The request =>
List each line of the data that holds the string "image".

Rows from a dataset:

------------------------------------------------------------------------

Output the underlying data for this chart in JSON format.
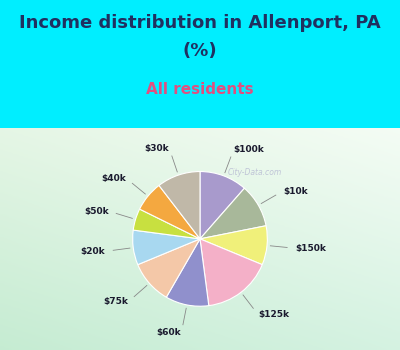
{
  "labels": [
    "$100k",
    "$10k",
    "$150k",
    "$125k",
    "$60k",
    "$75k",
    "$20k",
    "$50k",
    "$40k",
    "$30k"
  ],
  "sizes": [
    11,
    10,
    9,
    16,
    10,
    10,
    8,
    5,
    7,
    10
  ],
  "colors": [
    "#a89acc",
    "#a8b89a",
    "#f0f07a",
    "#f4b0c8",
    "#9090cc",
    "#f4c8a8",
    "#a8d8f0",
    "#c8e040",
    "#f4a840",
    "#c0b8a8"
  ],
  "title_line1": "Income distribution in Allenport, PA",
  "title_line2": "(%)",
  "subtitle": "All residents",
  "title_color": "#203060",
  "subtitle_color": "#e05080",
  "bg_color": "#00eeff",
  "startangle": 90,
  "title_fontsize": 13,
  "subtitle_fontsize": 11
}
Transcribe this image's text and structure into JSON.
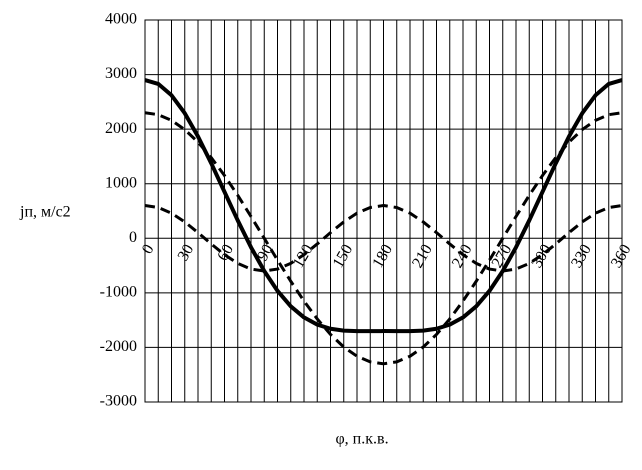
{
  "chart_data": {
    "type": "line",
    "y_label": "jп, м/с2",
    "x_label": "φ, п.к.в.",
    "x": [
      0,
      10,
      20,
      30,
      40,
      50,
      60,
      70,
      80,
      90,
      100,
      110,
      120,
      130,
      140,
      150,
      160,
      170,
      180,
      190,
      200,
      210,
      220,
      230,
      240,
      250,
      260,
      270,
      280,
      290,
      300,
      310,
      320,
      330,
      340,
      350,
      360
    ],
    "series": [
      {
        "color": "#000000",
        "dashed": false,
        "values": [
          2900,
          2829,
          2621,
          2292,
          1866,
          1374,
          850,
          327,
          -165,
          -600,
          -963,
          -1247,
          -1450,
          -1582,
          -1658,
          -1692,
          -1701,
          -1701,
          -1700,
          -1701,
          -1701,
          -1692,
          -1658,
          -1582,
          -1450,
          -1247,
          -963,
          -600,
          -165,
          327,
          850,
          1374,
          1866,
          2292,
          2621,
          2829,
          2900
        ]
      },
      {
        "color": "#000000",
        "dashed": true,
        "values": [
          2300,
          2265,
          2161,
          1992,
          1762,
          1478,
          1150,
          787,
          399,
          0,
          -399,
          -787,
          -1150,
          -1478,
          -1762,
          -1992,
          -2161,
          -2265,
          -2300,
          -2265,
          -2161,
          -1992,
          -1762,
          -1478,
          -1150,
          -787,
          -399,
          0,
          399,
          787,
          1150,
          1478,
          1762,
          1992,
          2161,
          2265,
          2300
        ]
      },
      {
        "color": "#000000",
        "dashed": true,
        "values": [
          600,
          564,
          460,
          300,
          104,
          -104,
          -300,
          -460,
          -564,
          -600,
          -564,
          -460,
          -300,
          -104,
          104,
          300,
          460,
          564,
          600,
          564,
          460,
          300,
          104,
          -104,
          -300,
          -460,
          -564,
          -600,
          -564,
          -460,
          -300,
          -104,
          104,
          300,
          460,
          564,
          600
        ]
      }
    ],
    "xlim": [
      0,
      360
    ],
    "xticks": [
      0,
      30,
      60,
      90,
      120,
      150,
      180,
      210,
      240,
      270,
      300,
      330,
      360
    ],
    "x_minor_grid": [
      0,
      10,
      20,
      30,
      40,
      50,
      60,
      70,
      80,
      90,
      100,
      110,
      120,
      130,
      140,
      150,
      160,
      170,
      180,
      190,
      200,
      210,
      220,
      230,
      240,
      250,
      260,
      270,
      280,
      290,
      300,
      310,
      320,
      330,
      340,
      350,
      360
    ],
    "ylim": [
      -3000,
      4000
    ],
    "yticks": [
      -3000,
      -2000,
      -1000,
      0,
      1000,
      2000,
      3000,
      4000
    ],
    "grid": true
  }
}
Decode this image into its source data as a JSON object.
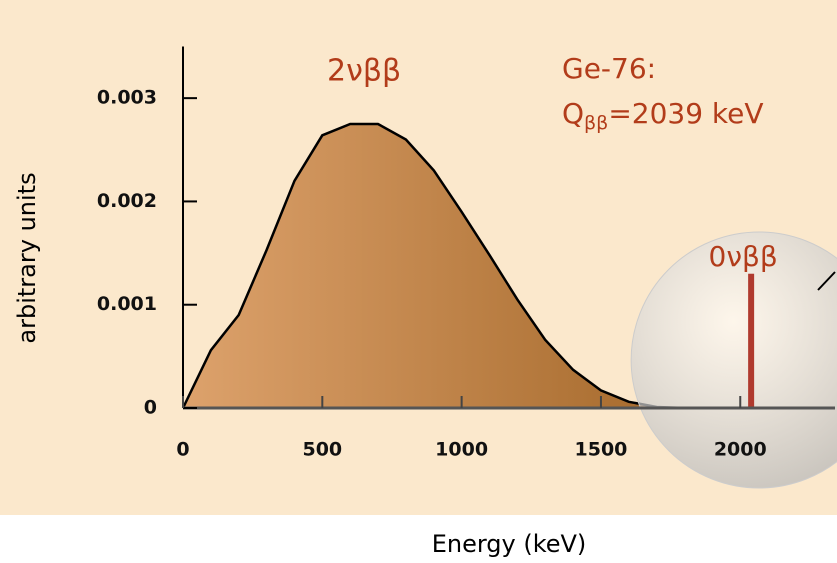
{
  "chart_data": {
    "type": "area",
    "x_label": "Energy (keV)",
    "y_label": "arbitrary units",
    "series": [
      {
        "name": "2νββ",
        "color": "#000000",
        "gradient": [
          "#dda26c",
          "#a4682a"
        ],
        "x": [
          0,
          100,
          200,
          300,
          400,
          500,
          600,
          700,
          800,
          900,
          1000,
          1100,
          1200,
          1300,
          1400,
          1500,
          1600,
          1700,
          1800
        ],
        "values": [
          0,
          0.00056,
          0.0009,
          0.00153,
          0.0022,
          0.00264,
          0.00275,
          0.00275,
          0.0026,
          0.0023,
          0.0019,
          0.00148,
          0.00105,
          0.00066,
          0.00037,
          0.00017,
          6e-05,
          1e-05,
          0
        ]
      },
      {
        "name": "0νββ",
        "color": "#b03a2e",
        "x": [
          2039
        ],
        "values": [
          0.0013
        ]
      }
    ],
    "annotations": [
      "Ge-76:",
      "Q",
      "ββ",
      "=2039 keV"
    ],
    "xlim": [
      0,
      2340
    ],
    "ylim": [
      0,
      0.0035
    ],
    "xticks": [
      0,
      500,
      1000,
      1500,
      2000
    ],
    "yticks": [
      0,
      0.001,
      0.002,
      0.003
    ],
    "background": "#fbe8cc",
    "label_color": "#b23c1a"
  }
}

------------------------------------------------------------------------

Answer =>
Transcribe this image's text and structure into JSON.
Decode this image into its source data as a JSON object.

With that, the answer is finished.